▶ [What is being asked]
Copy every line of the records below that holds the word "déco".

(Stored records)
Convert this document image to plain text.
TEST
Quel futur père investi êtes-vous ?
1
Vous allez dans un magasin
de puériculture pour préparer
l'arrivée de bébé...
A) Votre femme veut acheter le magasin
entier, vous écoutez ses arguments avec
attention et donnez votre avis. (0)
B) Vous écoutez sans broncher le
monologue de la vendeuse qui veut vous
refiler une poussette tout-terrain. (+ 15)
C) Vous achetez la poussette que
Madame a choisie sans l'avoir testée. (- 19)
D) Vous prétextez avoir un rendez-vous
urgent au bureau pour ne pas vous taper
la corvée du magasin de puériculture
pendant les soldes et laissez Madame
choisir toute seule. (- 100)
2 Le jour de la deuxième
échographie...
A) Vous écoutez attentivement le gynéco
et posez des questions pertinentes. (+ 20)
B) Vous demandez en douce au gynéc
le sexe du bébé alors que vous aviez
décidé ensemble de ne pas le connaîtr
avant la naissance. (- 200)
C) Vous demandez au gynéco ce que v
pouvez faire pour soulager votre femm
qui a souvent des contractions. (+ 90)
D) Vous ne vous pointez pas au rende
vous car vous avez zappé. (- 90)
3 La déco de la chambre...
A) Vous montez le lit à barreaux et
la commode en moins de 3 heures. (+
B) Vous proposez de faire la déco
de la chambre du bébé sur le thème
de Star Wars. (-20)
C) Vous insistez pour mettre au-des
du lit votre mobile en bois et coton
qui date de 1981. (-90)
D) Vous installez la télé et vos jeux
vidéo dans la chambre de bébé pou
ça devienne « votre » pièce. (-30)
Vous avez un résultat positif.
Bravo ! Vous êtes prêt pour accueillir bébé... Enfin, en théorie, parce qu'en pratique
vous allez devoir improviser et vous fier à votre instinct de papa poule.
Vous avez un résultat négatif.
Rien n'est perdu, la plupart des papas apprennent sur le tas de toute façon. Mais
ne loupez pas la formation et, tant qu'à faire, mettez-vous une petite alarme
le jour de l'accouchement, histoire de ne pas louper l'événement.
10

▶ [Output of the task]
3 La déco de la chambre...
B) Vous proposez de faire la déco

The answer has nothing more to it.